> Exercise brief:
Repeat the material exactly as it appears.
>> begin
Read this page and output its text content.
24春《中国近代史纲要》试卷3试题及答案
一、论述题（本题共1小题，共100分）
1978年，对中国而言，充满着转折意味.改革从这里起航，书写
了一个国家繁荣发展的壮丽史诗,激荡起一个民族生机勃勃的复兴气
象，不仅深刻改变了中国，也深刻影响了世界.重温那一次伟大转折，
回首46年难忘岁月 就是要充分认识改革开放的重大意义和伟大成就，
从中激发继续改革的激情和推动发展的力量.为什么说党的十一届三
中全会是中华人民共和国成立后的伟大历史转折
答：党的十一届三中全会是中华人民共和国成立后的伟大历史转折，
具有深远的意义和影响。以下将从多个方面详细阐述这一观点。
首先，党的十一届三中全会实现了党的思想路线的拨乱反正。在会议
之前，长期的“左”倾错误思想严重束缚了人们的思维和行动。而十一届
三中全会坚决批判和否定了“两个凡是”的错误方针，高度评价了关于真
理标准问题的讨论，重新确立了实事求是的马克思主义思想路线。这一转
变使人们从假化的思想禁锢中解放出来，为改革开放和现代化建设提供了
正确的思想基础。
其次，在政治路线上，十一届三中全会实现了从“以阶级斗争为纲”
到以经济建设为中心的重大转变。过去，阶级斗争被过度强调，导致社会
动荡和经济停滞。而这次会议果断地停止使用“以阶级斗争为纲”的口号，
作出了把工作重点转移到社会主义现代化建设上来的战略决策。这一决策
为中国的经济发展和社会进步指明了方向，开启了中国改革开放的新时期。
>> end
> Exercise answer:
Read this page and output its text content.
24春《中国近代史纲要》试卷3试题及答案
一、论述题（本题共1小题，共100分）
1978年，对中国而言，充满着转折意味.改革从这里起航，书写
了一个国家繁荣发展的壮丽史诗,激荡起一个民族生机勃勃的复兴气
象，不仅深刻改变了中国，也深刻影响了世界.重温那一次伟大转折，
回首46年难忘岁月 就是要充分认识改革开放的重大意义和伟大成就，
从中激发继续改革的激情和推动发展的力量.为什么说党的十一届三
中全会是中华人民共和国成立后的伟大历史转折
答：党的十一届三中全会是中华人民共和国成立后的伟大历史转折，
具有深远的意义和影响。以下将从多个方面详细阐述这一观点。
首先，党的十一届三中全会实现了党的思想路线的拨乱反正。在会议
之前，长期的“左”倾错误思想严重束缚了人们的思维和行动。而十一届
三中全会坚决批判和否定了“两个凡是”的错误方针，高度评价了关于真
理标准问题的讨论，重新确立了实事求是的马克思主义思想路线。这一转
变使人们从假化的思想禁锢中解放出来，为改革开放和现代化建设提供了
正确的思想基础。
其次，在政治路线上，十一届三中全会实现了从“以阶级斗争为纲”
到以经济建设为中心的重大转变。过去，阶级斗争被过度强调，导致社会
动荡和经济停滞。而这次会议果断地停止使用“以阶级斗争为纲”的口号，
作出了把工作重点转移到社会主义现代化建设上来的战略决策。这一决策
为中国的经济发展和社会进步指明了方向，开启了中国改革开放的新时期。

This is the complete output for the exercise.